- [INSTRUCTIONS FOR THE TASK]: Write out the whole listing, matching it exactly.
-- start THE INPUT --
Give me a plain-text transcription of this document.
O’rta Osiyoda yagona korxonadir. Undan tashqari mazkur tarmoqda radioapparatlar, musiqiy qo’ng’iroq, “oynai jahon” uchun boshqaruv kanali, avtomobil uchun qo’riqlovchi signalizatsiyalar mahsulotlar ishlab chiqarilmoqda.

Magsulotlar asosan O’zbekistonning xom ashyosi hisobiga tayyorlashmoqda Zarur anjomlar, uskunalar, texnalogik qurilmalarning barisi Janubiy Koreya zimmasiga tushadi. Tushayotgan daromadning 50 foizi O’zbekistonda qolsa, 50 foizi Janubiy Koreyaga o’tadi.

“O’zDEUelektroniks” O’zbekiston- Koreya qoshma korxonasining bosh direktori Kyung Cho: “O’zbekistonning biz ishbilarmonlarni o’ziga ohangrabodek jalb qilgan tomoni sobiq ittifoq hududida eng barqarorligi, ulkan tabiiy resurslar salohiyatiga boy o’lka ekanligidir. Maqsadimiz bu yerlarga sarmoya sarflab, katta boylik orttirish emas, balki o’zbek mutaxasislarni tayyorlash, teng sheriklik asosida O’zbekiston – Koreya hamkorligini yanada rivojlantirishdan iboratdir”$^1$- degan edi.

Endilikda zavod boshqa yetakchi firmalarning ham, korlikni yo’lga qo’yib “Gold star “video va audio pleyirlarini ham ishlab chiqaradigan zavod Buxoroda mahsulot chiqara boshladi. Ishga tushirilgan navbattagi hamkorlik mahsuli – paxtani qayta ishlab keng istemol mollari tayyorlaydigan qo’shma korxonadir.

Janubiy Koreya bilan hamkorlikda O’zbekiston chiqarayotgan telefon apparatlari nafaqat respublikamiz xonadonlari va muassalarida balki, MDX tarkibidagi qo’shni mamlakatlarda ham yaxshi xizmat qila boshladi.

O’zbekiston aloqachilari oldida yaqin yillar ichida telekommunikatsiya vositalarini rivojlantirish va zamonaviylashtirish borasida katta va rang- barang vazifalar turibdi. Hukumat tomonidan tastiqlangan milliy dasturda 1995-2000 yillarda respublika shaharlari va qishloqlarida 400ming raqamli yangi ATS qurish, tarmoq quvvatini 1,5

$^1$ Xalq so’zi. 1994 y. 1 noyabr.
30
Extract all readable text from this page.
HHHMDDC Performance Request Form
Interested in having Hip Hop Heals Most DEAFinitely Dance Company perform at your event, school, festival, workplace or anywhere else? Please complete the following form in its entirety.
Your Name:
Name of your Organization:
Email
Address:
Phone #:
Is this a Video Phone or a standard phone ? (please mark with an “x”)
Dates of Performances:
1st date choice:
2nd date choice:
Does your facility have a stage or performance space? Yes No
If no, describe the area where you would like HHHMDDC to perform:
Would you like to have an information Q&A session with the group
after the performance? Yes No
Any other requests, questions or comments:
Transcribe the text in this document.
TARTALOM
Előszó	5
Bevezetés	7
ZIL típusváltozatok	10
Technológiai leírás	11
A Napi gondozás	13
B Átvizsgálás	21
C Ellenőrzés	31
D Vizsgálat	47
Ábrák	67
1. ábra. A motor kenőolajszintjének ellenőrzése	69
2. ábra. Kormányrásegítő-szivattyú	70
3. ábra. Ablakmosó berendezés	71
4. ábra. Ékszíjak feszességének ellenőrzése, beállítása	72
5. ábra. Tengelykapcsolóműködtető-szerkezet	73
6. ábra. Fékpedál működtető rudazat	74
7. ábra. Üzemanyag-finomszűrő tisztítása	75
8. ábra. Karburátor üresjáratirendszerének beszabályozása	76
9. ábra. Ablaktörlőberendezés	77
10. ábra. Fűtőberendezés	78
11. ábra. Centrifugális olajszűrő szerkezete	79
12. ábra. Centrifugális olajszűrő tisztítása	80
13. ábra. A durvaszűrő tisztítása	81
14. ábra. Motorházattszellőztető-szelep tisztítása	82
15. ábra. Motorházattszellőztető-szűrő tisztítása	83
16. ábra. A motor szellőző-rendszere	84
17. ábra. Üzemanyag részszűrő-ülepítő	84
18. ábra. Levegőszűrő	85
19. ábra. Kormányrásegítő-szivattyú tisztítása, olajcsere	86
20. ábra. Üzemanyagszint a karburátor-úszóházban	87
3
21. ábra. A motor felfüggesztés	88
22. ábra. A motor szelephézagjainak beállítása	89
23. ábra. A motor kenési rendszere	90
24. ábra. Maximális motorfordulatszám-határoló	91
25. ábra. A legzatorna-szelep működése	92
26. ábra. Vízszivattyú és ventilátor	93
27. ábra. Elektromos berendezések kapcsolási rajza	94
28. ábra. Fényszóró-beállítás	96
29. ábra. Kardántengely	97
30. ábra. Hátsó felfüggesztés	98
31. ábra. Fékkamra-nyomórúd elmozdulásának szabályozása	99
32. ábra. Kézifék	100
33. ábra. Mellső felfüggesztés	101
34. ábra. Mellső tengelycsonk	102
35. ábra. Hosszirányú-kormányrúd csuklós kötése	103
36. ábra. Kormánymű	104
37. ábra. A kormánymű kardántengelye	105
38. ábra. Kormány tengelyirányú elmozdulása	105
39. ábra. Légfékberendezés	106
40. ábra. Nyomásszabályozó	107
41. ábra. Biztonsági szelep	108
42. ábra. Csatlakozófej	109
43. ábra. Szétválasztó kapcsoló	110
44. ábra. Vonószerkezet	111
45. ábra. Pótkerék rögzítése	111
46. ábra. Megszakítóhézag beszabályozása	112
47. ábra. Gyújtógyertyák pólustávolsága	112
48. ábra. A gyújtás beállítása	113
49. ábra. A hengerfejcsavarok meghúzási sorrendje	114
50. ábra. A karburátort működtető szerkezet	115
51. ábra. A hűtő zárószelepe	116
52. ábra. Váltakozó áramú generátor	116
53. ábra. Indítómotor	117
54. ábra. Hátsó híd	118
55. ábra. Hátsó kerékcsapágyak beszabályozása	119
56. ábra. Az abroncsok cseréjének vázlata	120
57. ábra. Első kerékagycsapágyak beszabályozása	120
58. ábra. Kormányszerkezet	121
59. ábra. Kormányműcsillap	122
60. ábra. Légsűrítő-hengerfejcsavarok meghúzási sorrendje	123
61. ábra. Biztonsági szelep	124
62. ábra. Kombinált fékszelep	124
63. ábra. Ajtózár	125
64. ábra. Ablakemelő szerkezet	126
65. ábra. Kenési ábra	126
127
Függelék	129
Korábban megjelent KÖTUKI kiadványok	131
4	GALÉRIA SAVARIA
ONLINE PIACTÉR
-- end THE INPUT --
- [EXPECTED ANSWER]:
Give me a plain-text transcription of this document.
O’rta Osiyoda yagona korxonadir. Undan tashqari mazkur tarmoqda radioapparatlar, musiqiy qo’ng’iroq, “oynai jahon” uchun boshqaruv kanali, avtomobil uchun qo’riqlovchi signalizatsiyalar mahsulotlar ishlab chiqarilmoqda.

Magsulotlar asosan O’zbekistonning xom ashyosi hisobiga tayyorlashmoqda Zarur anjomlar, uskunalar, texnalogik qurilmalarning barisi Janubiy Koreya zimmasiga tushadi. Tushayotgan daromadning 50 foizi O’zbekistonda qolsa, 50 foizi Janubiy Koreyaga o’tadi.

“O’zDEUelektroniks” O’zbekiston- Koreya qoshma korxonasining bosh direktori Kyung Cho: “O’zbekistonning biz ishbilarmonlarni o’ziga ohangrabodek jalb qilgan tomoni sobiq ittifoq hududida eng barqarorligi, ulkan tabiiy resurslar salohiyatiga boy o’lka ekanligidir. Maqsadimiz bu yerlarga sarmoya sarflab, katta boylik orttirish emas, balki o’zbek mutaxasislarni tayyorlash, teng sheriklik asosida O’zbekiston – Koreya hamkorligini yanada rivojlantirishdan iboratdir”$^1$- degan edi.

Endilikda zavod boshqa yetakchi firmalarning ham, korlikni yo’lga qo’yib “Gold star “video va audio pleyirlarini ham ishlab chiqaradigan zavod Buxoroda mahsulot chiqara boshladi. Ishga tushirilgan navbattagi hamkorlik mahsuli – paxtani qayta ishlab keng istemol mollari tayyorlaydigan qo’shma korxonadir.

Janubiy Koreya bilan hamkorlikda O’zbekiston chiqarayotgan telefon apparatlari nafaqat respublikamiz xonadonlari va muassalarida balki, MDX tarkibidagi qo’shni mamlakatlarda ham yaxshi xizmat qila boshladi.

O’zbekiston aloqachilari oldida yaqin yillar ichida telekommunikatsiya vositalarini rivojlantirish va zamonaviylashtirish borasida katta va rang- barang vazifalar turibdi. Hukumat tomonidan tastiqlangan milliy dasturda 1995-2000 yillarda respublika shaharlari va qishloqlarida 400ming raqamli yangi ATS qurish, tarmoq quvvatini 1,5

$^1$ Xalq so’zi. 1994 y. 1 noyabr.
30
Extract all readable text from this page.
HHHMDDC Performance Request Form
Interested in having Hip Hop Heals Most DEAFinitely Dance Company perform at your event, school, festival, workplace or anywhere else? Please complete the following form in its entirety.
Your Name:
Name of your Organization:
Email
Address:
Phone #:
Is this a Video Phone or a standard phone ? (please mark with an “x”)
Dates of Performances:
1st date choice:
2nd date choice:
Does your facility have a stage or performance space? Yes No
If no, describe the area where you would like HHHMDDC to perform:
Would you like to have an information Q&A session with the group
after the performance? Yes No
Any other requests, questions or comments:
Transcribe the text in this document.
TARTALOM
Előszó	5
Bevezetés	7
ZIL típusváltozatok	10
Technológiai leírás	11
A Napi gondozás	13
B Átvizsgálás	21
C Ellenőrzés	31
D Vizsgálat	47
Ábrák	67
1. ábra. A motor kenőolajszintjének ellenőrzése	69
2. ábra. Kormányrásegítő-szivattyú	70
3. ábra. Ablakmosó berendezés	71
4. ábra. Ékszíjak feszességének ellenőrzése, beállítása	72
5. ábra. Tengelykapcsolóműködtető-szerkezet	73
6. ábra. Fékpedál működtető rudazat	74
7. ábra. Üzemanyag-finomszűrő tisztítása	75
8. ábra. Karburátor üresjáratirendszerének beszabályozása	76
9. ábra. Ablaktörlőberendezés	77
10. ábra. Fűtőberendezés	78
11. ábra. Centrifugális olajszűrő szerkezete	79
12. ábra. Centrifugális olajszűrő tisztítása	80
13. ábra. A durvaszűrő tisztítása	81
14. ábra. Motorházattszellőztető-szelep tisztítása	82
15. ábra. Motorházattszellőztető-szűrő tisztítása	83
16. ábra. A motor szellőző-rendszere	84
17. ábra. Üzemanyag részszűrő-ülepítő	84
18. ábra. Levegőszűrő	85
19. ábra. Kormányrásegítő-szivattyú tisztítása, olajcsere	86
20. ábra. Üzemanyagszint a karburátor-úszóházban	87
3
21. ábra. A motor felfüggesztés	88
22. ábra. A motor szelephézagjainak beállítása	89
23. ábra. A motor kenési rendszere	90
24. ábra. Maximális motorfordulatszám-határoló	91
25. ábra. A legzatorna-szelep működése	92
26. ábra. Vízszivattyú és ventilátor	93
27. ábra. Elektromos berendezések kapcsolási rajza	94
28. ábra. Fényszóró-beállítás	96
29. ábra. Kardántengely	97
30. ábra. Hátsó felfüggesztés	98
31. ábra. Fékkamra-nyomórúd elmozdulásának szabályozása	99
32. ábra. Kézifék	100
33. ábra. Mellső felfüggesztés	101
34. ábra. Mellső tengelycsonk	102
35. ábra. Hosszirányú-kormányrúd csuklós kötése	103
36. ábra. Kormánymű	104
37. ábra. A kormánymű kardántengelye	105
38. ábra. Kormány tengelyirányú elmozdulása	105
39. ábra. Légfékberendezés	106
40. ábra. Nyomásszabályozó	107
41. ábra. Biztonsági szelep	108
42. ábra. Csatlakozófej	109
43. ábra. Szétválasztó kapcsoló	110
44. ábra. Vonószerkezet	111
45. ábra. Pótkerék rögzítése	111
46. ábra. Megszakítóhézag beszabályozása	112
47. ábra. Gyújtógyertyák pólustávolsága	112
48. ábra. A gyújtás beállítása	113
49. ábra. A hengerfejcsavarok meghúzási sorrendje	114
50. ábra. A karburátort működtető szerkezet	115
51. ábra. A hűtő zárószelepe	116
52. ábra. Váltakozó áramú generátor	116
53. ábra. Indítómotor	117
54. ábra. Hátsó híd	118
55. ábra. Hátsó kerékcsapágyak beszabályozása	119
56. ábra. Az abroncsok cseréjének vázlata	120
57. ábra. Első kerékagycsapágyak beszabályozása	120
58. ábra. Kormányszerkezet	121
59. ábra. Kormányműcsillap	122
60. ábra. Légsűrítő-hengerfejcsavarok meghúzási sorrendje	123
61. ábra. Biztonsági szelep	124
62. ábra. Kombinált fékszelep	124
63. ábra. Ajtózár	125
64. ábra. Ablakemelő szerkezet	126
65. ábra. Kenési ábra	126
127
Függelék	129
Korábban megjelent KÖTUKI kiadványok	131
4	GALÉRIA SAVARIA
ONLINE PIACTÉR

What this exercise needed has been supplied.